▶ **Auszuführende Schritte**:
a. Beantworten Sie anhand des Texts über das FINMA-Faktenblatt zu virtuellen Währungen folgende Fragen:
(i) Welches Ziel verfolgen die FINMA-Faktenblätter?
(ii) Welche Themen spricht das Faktenblatt zu virtuellen Währungen an?
(iii) Worin werden die Geldeinheiten virtueller Währungen wie Bitcoin verwaltet?
b. Setzen Sie den Text über das FINMA-Faktenblatt zu virtuellen Währungen fort.

▶ **Zu lesender Auszug**:
Die Schweizer Finanzmarktaufsicht publiziert in regelmässigen Abständen sogenannte Faktenblätter. Ziel der FINMA-Faktenblätter ist es, einer breiteren Öffentlichkeit kurze und prägnante Informationen zu aktuellen finanzmarktbezogenen Themen und Kernaufgaben der FINMA bereitzustellen. Die Faktenblätter vermitteln klar, anschaulich und allgemeinverständlich Basiswissen über ihre Tätigkeitsfelder. Diese Woche wurde ein Faktenblatt zum Thema virtuelle Währungen publiziert.

Das Faktenblatt zum Thema viertuelle Währungen ist gut gelungen. Es gibt eine kurze, prägnante und verständliche Übersicht. Kauf und Nutzung wird angesprochen sowie Risiken. Zudem sind auch einige sinnvolle weiterführende Links enthalten. Nur gibt es ein, zwei Kritikpunkte:

Geldeinheiten von virtuellen Währungen wie Bitcoin werden in Blockchain-Netzwerken verwaltet. Solche Währungen existieren ausschliesslich virtuell in einem Computernetz und haben keine physische Gestalt. Der Handel damit erfolgt dezentral im Internet und muss nicht über zwischengeschaltete Stellen wie den Staat, Notenbanken oder Geschäftsbanken abgewickelt werden. So können die Nutzer von virtuellen Währungen, die über das Internet miteinander verbunden sind, diese elektronisch untereinander überweisen oder Waren und Dienstleistungen damit bezahlen.

Gespeicherte Dateneinträge:
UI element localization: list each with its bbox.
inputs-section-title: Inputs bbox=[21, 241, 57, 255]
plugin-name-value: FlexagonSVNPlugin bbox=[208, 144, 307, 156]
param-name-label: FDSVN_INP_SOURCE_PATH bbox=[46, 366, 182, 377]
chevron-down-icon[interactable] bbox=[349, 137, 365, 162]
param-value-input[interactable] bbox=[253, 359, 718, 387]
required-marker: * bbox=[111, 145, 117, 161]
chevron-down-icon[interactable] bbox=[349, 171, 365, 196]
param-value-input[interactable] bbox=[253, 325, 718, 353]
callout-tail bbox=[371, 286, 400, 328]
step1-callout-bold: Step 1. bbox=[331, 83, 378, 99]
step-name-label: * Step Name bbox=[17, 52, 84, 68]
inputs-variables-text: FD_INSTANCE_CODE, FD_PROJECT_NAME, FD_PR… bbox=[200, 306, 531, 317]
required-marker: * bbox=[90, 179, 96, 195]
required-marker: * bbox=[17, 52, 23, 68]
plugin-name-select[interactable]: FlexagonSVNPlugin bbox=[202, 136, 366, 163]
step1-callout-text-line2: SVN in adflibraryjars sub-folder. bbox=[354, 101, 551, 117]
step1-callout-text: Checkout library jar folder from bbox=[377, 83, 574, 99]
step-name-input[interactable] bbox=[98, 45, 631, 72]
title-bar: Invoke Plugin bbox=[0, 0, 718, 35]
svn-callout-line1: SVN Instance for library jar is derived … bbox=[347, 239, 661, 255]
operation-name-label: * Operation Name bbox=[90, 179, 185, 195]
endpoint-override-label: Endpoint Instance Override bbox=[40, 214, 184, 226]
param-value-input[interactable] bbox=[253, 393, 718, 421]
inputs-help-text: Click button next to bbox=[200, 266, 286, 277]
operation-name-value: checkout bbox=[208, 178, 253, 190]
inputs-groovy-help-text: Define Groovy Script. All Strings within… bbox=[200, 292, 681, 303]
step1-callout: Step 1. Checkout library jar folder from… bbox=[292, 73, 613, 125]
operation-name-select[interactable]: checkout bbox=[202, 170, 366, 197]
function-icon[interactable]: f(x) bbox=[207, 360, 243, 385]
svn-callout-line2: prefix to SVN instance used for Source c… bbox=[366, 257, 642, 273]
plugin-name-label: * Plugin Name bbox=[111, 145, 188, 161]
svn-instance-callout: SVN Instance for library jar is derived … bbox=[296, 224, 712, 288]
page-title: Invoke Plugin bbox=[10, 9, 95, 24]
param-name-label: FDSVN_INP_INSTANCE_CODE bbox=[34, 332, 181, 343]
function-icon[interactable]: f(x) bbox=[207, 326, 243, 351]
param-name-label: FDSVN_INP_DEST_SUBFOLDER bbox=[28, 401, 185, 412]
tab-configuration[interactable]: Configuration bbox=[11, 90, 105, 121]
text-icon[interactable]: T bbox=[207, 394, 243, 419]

▶ **Ergebnisse**:
a.
(i) Sie sollen einer breiteren Öffentlichkeit kurze und prägnante Informationen zu aktuellen finanzmarktbezogenen Themen und Kernaufgaben der FINMA bereitstellen.
(ii) Kauf und Nutzung sowie Risiken.
(iii) In Blockchain-Netzwerken.

b.
Kritikpunkt #1

Dieser Punkt ist essentiell und eine Kritik an der Definition und steht sogar im Titel. Es ist eine Kritik am Begriff „virtuelle Währungen“. Digitale Währungen wäre hier die bessere Wahlt gewesen. Virtuell heisst umschrieben „nicht echt, nicht in Wirklichkeit vorhanden, aber echt erscheinend“. Und gerade digitale Währungen sind echt digital und mathematisch erfassbar.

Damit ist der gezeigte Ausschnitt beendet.